> **Given exercise**
Copy out every line exactly, passing over the pictures.

> **Data shown**
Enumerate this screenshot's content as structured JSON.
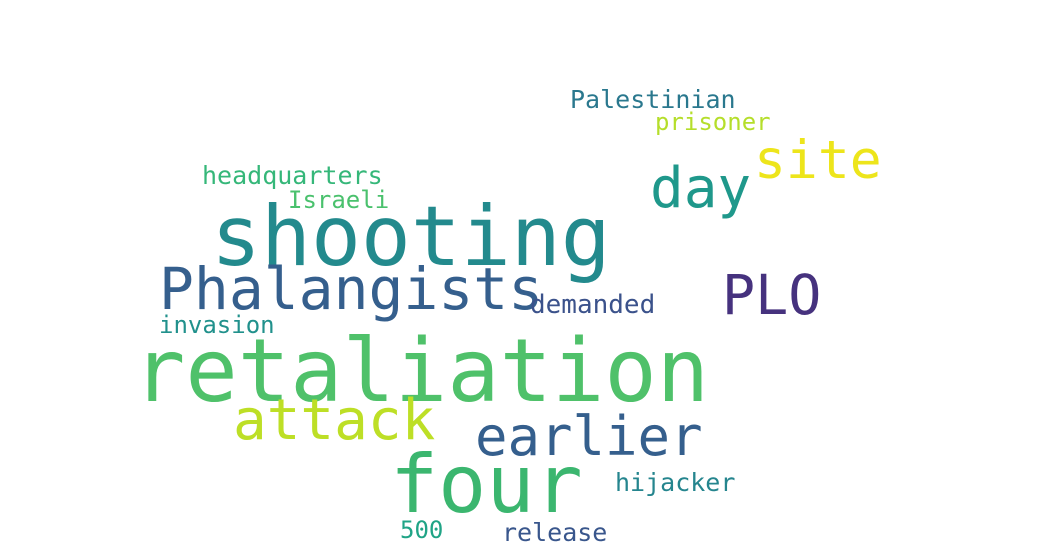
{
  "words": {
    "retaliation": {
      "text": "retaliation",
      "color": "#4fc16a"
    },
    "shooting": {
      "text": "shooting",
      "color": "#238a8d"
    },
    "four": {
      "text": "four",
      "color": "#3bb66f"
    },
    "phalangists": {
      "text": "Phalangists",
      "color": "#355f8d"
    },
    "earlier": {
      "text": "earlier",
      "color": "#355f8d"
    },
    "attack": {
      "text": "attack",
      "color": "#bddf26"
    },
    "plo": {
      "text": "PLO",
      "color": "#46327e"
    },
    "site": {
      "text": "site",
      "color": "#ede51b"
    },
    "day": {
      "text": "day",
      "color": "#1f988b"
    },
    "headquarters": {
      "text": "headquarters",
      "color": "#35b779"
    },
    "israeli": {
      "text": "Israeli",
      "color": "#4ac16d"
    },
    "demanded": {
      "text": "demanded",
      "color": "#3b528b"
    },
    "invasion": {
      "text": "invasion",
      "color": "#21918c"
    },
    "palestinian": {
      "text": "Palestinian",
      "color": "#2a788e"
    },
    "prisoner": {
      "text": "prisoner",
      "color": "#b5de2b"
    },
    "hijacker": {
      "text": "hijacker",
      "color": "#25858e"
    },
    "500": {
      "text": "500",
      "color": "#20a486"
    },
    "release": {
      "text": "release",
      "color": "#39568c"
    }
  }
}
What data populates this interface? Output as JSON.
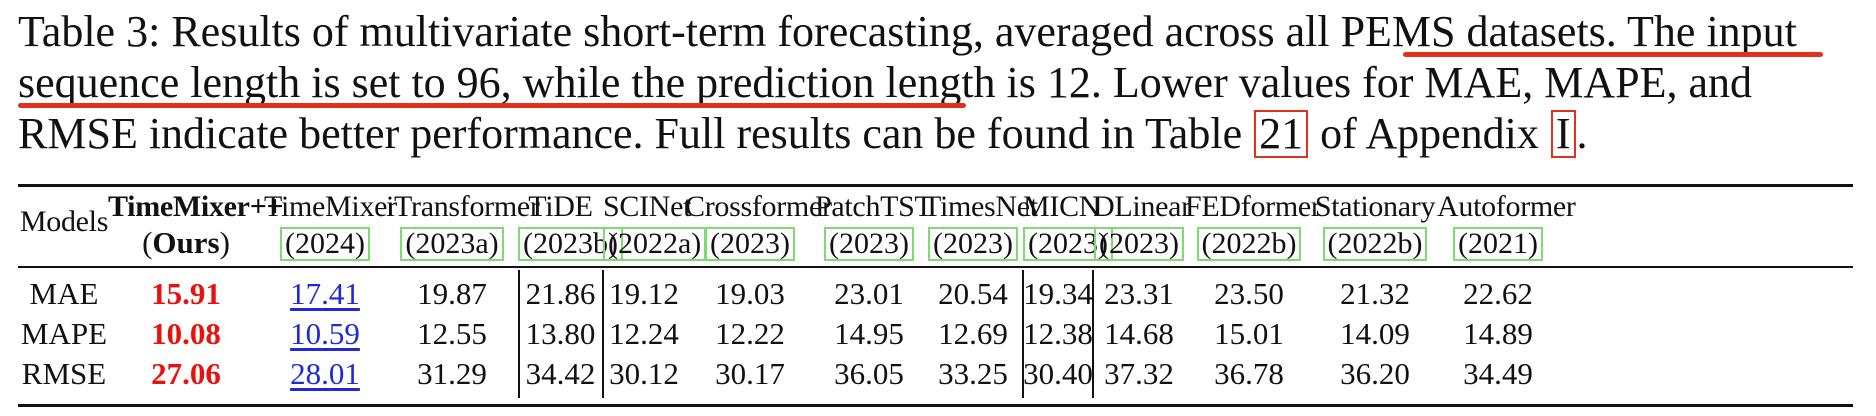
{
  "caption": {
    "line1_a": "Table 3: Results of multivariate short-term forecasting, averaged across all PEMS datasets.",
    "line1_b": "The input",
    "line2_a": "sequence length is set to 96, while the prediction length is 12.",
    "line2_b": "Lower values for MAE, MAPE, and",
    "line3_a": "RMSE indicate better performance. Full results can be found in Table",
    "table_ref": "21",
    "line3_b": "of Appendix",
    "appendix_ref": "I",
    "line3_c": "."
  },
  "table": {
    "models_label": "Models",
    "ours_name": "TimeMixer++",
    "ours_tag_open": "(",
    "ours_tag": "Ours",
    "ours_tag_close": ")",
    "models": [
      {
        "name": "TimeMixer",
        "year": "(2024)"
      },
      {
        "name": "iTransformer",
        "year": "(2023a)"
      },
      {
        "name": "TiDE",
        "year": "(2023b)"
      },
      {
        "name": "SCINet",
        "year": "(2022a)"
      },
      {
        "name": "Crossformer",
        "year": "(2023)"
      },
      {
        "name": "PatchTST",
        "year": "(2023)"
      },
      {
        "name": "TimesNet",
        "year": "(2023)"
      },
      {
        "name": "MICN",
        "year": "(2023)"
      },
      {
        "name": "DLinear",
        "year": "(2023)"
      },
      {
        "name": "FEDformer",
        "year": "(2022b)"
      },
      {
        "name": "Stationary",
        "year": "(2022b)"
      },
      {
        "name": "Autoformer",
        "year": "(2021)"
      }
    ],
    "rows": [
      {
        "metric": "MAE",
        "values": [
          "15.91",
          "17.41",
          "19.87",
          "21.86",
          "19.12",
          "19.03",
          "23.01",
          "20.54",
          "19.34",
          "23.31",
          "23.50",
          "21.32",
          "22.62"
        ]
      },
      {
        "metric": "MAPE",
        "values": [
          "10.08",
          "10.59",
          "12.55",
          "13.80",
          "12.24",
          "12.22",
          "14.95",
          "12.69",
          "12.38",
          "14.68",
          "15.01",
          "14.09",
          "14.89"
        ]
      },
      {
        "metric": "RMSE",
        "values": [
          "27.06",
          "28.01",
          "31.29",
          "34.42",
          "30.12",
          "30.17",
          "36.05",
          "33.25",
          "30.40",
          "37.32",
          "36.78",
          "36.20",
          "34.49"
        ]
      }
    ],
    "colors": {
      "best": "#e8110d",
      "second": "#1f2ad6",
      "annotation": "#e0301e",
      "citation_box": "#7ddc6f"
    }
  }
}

> **Completed task**
Enumerate this screenshot's content as structured JSON.
{
  "words": {
    "retaliation": {
      "text": "retaliation",
      "color": "#4fc16a"
    },
    "shooting": {
      "text": "shooting",
      "color": "#238a8d"
    },
    "four": {
      "text": "four",
      "color": "#3bb66f"
    },
    "phalangists": {
      "text": "Phalangists",
      "color": "#355f8d"
    },
    "earlier": {
      "text": "earlier",
      "color": "#355f8d"
    },
    "attack": {
      "text": "attack",
      "color": "#bddf26"
    },
    "plo": {
      "text": "PLO",
      "color": "#46327e"
    },
    "site": {
      "text": "site",
      "color": "#ede51b"
    },
    "day": {
      "text": "day",
      "color": "#1f988b"
    },
    "headquarters": {
      "text": "headquarters",
      "color": "#35b779"
    },
    "israeli": {
      "text": "Israeli",
      "color": "#4ac16d"
    },
    "demanded": {
      "text": "demanded",
      "color": "#3b528b"
    },
    "invasion": {
      "text": "invasion",
      "color": "#21918c"
    },
    "palestinian": {
      "text": "Palestinian",
      "color": "#2a788e"
    },
    "prisoner": {
      "text": "prisoner",
      "color": "#b5de2b"
    },
    "hijacker": {
      "text": "hijacker",
      "color": "#25858e"
    },
    "500": {
      "text": "500",
      "color": "#20a486"
    },
    "release": {
      "text": "release",
      "color": "#39568c"
    }
  }
}
What data populates this interface? Output as JSON.
{
  "caption": {
    "line1_a": "Table 3: Results of multivariate short-term forecasting, averaged across all PEMS datasets.",
    "line1_b": "The input",
    "line2_a": "sequence length is set to 96, while the prediction length is 12.",
    "line2_b": "Lower values for MAE, MAPE, and",
    "line3_a": "RMSE indicate better performance. Full results can be found in Table",
    "table_ref": "21",
    "line3_b": "of Appendix",
    "appendix_ref": "I",
    "line3_c": "."
  },
  "table": {
    "models_label": "Models",
    "ours_name": "TimeMixer++",
    "ours_tag_open": "(",
    "ours_tag": "Ours",
    "ours_tag_close": ")",
    "models": [
      {
        "name": "TimeMixer",
        "year": "(2024)"
      },
      {
        "name": "iTransformer",
        "year": "(2023a)"
      },
      {
        "name": "TiDE",
        "year": "(2023b)"
      },
      {
        "name": "SCINet",
        "year": "(2022a)"
      },
      {
        "name": "Crossformer",
        "year": "(2023)"
      },
      {
        "name": "PatchTST",
        "year": "(2023)"
      },
      {
        "name": "TimesNet",
        "year": "(2023)"
      },
      {
        "name": "MICN",
        "year": "(2023)"
      },
      {
        "name": "DLinear",
        "year": "(2023)"
      },
      {
        "name": "FEDformer",
        "year": "(2022b)"
      },
      {
        "name": "Stationary",
        "year": "(2022b)"
      },
      {
        "name": "Autoformer",
        "year": "(2021)"
      }
    ],
    "rows": [
      {
        "metric": "MAE",
        "values": [
          "15.91",
          "17.41",
          "19.87",
          "21.86",
          "19.12",
          "19.03",
          "23.01",
          "20.54",
          "19.34",
          "23.31",
          "23.50",
          "21.32",
          "22.62"
        ]
      },
      {
        "metric": "MAPE",
        "values": [
          "10.08",
          "10.59",
          "12.55",
          "13.80",
          "12.24",
          "12.22",
          "14.95",
          "12.69",
          "12.38",
          "14.68",
          "15.01",
          "14.09",
          "14.89"
        ]
      },
      {
        "metric": "RMSE",
        "values": [
          "27.06",
          "28.01",
          "31.29",
          "34.42",
          "30.12",
          "30.17",
          "36.05",
          "33.25",
          "30.40",
          "37.32",
          "36.78",
          "36.20",
          "34.49"
        ]
      }
    ],
    "colors": {
      "best": "#e8110d",
      "second": "#1f2ad6",
      "annotation": "#e0301e",
      "citation_box": "#7ddc6f"
    }
  }
}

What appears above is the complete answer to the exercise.